• [Passage]

# Sample background 

Individual guano samples were processed in two separate sequencing runs. See Jupyter notebooks titled "bri-P1-notes" and "bri-P2-notes" for initial processing details. This notebook functions by beginning with concatenating individually completed sequencing fastq files, removing any required reads associated for samples within those files we want to discard, then continuing with the clustering of all reads without the mock community. Index-bleed filters and auto-subtract values are assigned to this common pool of clustered reads using the more conservative when applicable. See below for details.

## Other information

- Running core programs:
    - AMPtk 0.8.6
    - vsearch v2.3.4_linux_x86_64
    - usearch usearch v9.2.64_i86linux32
    - python 2.7.6
- Installed the necessary (COI) databases

## Final cleanups before OTU clustering

#### Concatenating
The samples from Project1 and Project2 were combined by concatenating the two files:

In [None]:
#to concatenate two {}.demux.fq files
cat \
/leo/devon/projects/guano/bri2016/p1_data/bri-chunk1/cleaned.demux.fq \
/leo/devon/projects/guano/bri2016/p2_data/bridropd.demux.fq > prebriall.demux.fq

#### Sample read removal
Initially when completing the analyses on the individual sequencing runs, samples in Project1 with more than 5,000 reads were kept while samples in Project2 were kept with 10,000 reads (for various reasons including NTC read depth, mock community contamination, etc.) I wanted to be unifrom as possible when combining the two datasets and went with a more conservative approach by requiring 10,000 reads for any sample in this project. Therefore, 28 additional samples from Project1 were dropped, as listed in the file **morefiles2drop.txt**. 

In [None]:
amptk remove -i prebriall.demux.fq -f morefiles2drop.txt -o briall.demux.fq

The total number of samples following concatenation between both projects is **210 samples**. We are highly confident that these samples contain a meaningful number of reads to ensure that our community analyses are robust, while also containing as little type-1 error as possible in the forthcoming OTU table.

• [Tasks and exercises]
1) From the guano processing notes, reproduce word for word the passage starting at "Individual guano samples" and ending at "below for details.".
2) Answer these questions from the guano processing notes:
(a) Which version of AMPtk was used?
(b) What minimum read count was required for any sample in the combined project?
(c) How many samples remain in total after concatenation of both projects?
3) List every core program named in the guano processing notes, together with its version.

• [Record set]
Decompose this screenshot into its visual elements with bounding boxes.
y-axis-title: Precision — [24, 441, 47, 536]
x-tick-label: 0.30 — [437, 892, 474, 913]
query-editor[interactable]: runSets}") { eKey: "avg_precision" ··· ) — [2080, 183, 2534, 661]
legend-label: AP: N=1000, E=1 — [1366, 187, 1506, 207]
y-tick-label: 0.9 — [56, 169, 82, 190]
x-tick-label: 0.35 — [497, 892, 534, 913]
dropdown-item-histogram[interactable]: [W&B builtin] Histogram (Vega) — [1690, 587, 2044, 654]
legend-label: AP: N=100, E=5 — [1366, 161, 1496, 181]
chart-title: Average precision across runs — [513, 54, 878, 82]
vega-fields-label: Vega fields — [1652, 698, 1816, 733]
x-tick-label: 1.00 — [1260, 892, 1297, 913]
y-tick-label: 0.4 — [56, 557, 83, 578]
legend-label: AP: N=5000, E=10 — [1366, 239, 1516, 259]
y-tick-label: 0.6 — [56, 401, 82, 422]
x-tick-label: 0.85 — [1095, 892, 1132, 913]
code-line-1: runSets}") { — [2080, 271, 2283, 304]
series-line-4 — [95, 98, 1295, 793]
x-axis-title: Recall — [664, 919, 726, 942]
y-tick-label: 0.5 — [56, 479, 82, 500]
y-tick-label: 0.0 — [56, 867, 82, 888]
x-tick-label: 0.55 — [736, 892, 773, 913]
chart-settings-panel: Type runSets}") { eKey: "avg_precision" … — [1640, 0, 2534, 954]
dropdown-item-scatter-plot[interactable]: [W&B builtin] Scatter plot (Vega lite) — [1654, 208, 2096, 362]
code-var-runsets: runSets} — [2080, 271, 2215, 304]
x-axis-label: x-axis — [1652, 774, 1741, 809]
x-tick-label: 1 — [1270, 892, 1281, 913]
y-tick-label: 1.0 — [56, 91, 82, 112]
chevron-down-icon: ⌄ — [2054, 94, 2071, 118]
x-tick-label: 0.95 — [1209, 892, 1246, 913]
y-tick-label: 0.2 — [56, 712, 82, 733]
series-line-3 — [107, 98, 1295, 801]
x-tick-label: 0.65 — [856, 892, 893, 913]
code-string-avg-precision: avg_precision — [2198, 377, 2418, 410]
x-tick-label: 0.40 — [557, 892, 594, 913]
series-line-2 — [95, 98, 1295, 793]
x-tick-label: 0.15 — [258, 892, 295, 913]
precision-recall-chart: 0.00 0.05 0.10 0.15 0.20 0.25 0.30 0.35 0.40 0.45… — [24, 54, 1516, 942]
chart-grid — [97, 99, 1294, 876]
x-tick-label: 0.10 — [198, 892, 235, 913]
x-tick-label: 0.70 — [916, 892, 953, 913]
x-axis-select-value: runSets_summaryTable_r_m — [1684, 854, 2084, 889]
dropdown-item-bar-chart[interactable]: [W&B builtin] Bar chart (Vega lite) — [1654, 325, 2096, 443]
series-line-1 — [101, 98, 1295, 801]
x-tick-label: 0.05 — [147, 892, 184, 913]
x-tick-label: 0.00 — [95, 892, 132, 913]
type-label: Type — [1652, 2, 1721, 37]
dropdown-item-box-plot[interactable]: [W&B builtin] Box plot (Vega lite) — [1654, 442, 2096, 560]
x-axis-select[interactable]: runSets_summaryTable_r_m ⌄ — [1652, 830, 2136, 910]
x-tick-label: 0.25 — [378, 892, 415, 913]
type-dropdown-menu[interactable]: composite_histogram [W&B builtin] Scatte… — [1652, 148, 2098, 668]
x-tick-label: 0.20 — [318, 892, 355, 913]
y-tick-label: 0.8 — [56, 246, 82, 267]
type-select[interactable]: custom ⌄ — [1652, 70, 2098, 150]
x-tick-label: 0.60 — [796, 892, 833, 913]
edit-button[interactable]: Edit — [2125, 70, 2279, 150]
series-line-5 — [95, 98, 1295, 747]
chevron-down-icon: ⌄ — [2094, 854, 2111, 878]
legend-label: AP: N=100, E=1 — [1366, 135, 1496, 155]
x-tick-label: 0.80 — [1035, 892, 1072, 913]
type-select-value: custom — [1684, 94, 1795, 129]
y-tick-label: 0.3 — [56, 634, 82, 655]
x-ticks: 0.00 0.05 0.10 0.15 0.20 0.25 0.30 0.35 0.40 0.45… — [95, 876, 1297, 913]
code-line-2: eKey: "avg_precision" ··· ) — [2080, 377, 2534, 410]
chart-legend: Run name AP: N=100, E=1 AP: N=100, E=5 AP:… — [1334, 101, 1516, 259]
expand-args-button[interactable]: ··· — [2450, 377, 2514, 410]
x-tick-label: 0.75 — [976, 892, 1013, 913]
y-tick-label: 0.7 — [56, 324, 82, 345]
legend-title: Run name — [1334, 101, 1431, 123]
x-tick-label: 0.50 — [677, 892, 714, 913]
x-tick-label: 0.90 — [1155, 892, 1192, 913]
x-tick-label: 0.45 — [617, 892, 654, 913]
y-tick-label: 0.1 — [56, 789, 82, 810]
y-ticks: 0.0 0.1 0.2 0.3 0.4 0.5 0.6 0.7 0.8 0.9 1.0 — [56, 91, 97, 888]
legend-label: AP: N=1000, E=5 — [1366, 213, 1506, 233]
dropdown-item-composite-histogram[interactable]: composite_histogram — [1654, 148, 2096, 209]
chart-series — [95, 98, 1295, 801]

• [Answers to the exercise]
1)
Individual guano samples were processed in two separate sequencing runs. See Jupyter notebooks titled "bri-P1-notes" and "bri-P2-notes" for initial processing details. This notebook functions by beginning with concatenating individually completed sequencing fastq files, removing any required reads associated for samples within those files we want to discard, then continuing with the clustering of all reads without the mock community. Index-bleed filters and auto-subtract values are assigned to this common pool of clustered reads using the more conservative when applicable. See below for details.

2)
(a) 0.8.6
(b) 10,000 reads
(c) 210 samples

3)
- AMPtk 0.8.6
- vsearch v2.3.4_linux_x86_64
- usearch v9.2.64_i86linux32
- python 2.7.6